▸ **ARTICLE**
^^^^

What the Korean peninsula needs now is a renewal of dialogue aimed towards a negotiated settlement – whereby a new nation might be built including elements of the old political systems. (ie: including representative and economic democracy, the constitutional guarantee of social rights and civil liberties, as well as a mixed economy including a significant socialized sector)

This means economic, political and diplomatic ENGAGEMENT. It does NOT
mean stirring up talk of war or the indirect inference of possible 'nuclear first strikes'.

Despite popular wisdom, the regime is not simply 'irrational'. It is, however, increasingly desperate. The present nuclear gambit is evidence of this desperation to deepen economic and political engagement, lest the North face possible humanitarian catastrophe, terminal stagnation, and probable collapse.

The North’s willingness – indeed, desperation – to adapt, was further evidenced by the decision, in September, to establish a free-trade zone its northwest border with China, and to solicit foreign investment.  http://www.infoplease.com/ipa/A0107686.html

Now is not the time for warlike rhetoric. And now, of all times, we ought be critical of attempts to soften public opinion to the prospect of confrontation with North Korea, with the possible final consequence of war and human tragedy.

^^^^

▸ **SUPPLIED MATERIAL**
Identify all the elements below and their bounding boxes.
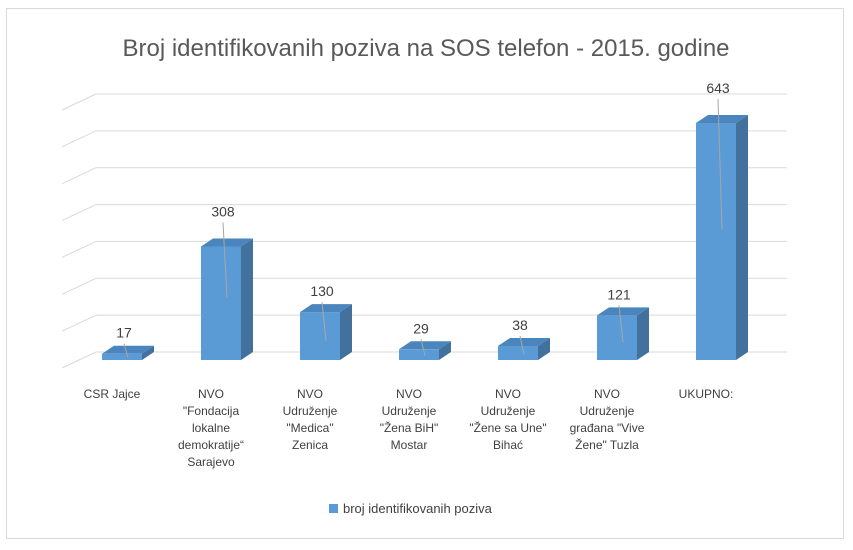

^^^^

▸ **DIRECTIONS FOR THIS TASK**
Reproduce the passage on the Korean peninsula above in full, character for character.

▸ **ANSWER TO THE EXERCISE**
What the Korean peninsula needs now is a renewal of dialogue aimed towards a negotiated settlement – whereby a new nation might be built including elements of the old political systems. (ie: including representative and economic democracy, the constitutional guarantee of social rights and civil liberties, as well as a mixed economy including a significant socialized sector)

This means economic, political and diplomatic ENGAGEMENT. It does NOT
mean stirring up talk of war or the indirect inference of possible 'nuclear first strikes'.

Despite popular wisdom, the regime is not simply 'irrational'. It is, however, increasingly desperate. The present nuclear gambit is evidence of this desperation to deepen economic and political engagement, lest the North face possible humanitarian catastrophe, terminal stagnation, and probable collapse.

The North’s willingness – indeed, desperation – to adapt, was further evidenced by the decision, in September, to establish a free-trade zone its northwest border with China, and to solicit foreign investment.  http://www.infoplease.com/ipa/A0107686.html

Now is not the time for warlike rhetoric. And now, of all times, we ought be critical of attempts to soften public opinion to the prospect of confrontation with North Korea, with the possible final consequence of war and human tragedy.